— Start —

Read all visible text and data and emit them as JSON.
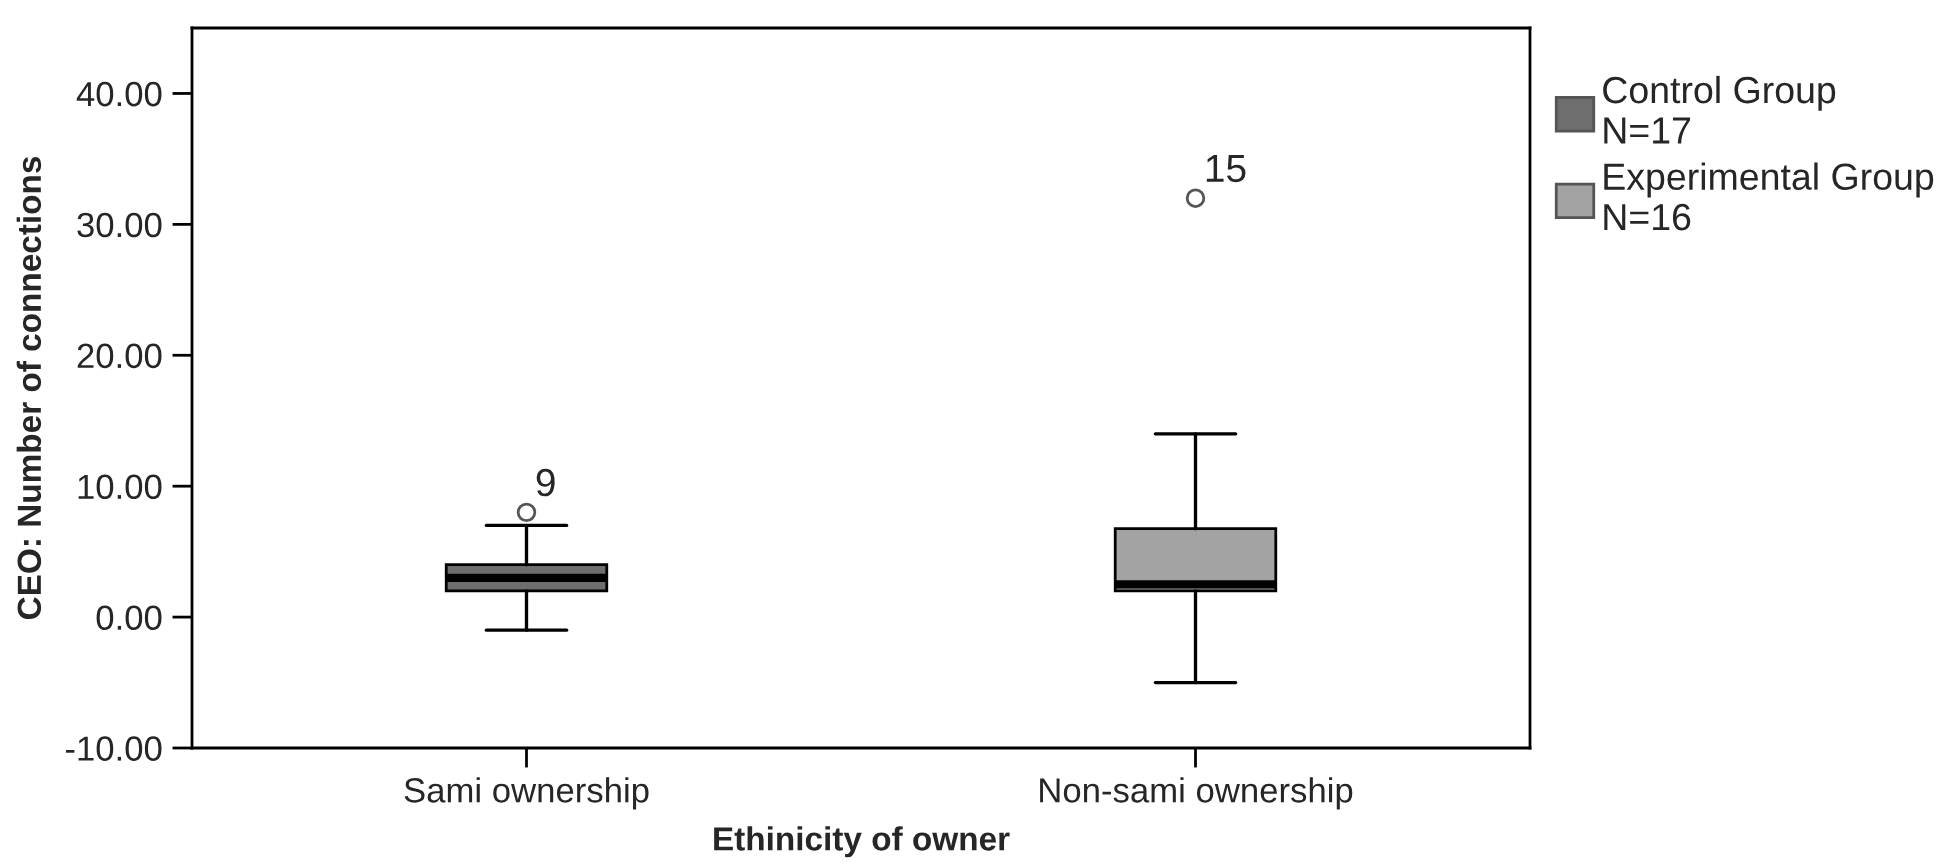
{
  "chart_data": {
    "type": "box",
    "xlabel": "Ethinicity of owner",
    "ylabel": "CEO: Number of connections",
    "categories": [
      "Sami ownership",
      "Non-sami ownership"
    ],
    "series": [
      {
        "name": "Control Group\nN=17",
        "color": "#6e6e6e",
        "boxes": [
          {
            "low": -1,
            "q1": 2,
            "median": 3,
            "q3": 4,
            "high": 7,
            "outliers": [
              8
            ]
          },
          null
        ]
      },
      {
        "name": "Experimental Group\nN=16",
        "color": "#a3a3a3",
        "boxes": [
          null,
          {
            "low": -5,
            "q1": 2,
            "median": 2.5,
            "q3": 6.75,
            "high": 14,
            "outliers": [
              32
            ]
          }
        ]
      }
    ],
    "ylim": [
      -10,
      45
    ],
    "yticks": [
      {
        "value": -10,
        "label": "-10.00"
      },
      {
        "value": 0,
        "label": "0.00"
      },
      {
        "value": 10,
        "label": "10.00"
      },
      {
        "value": 20,
        "label": "20.00"
      },
      {
        "value": 30,
        "label": "30.00"
      },
      {
        "value": 40,
        "label": "40.00"
      }
    ],
    "annotations": [
      "9",
      "15"
    ],
    "marker": "circle",
    "grid": false,
    "legend": "top right"
  }
}
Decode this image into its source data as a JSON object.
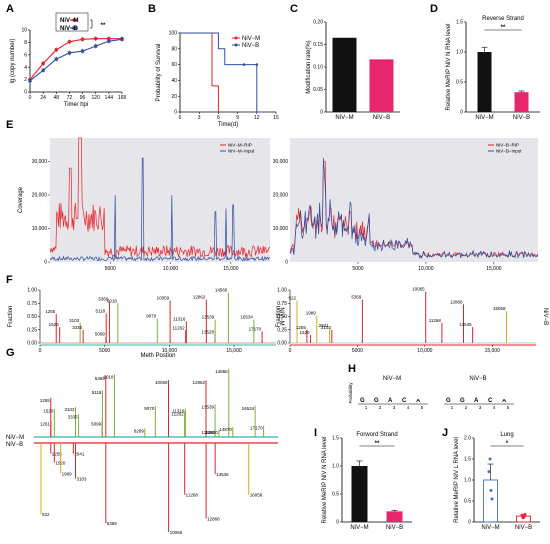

— End —

● **What you should do**: Figure out how many lines above include the string "JSON", then report that number and nothing else.

● **Completed task**: 2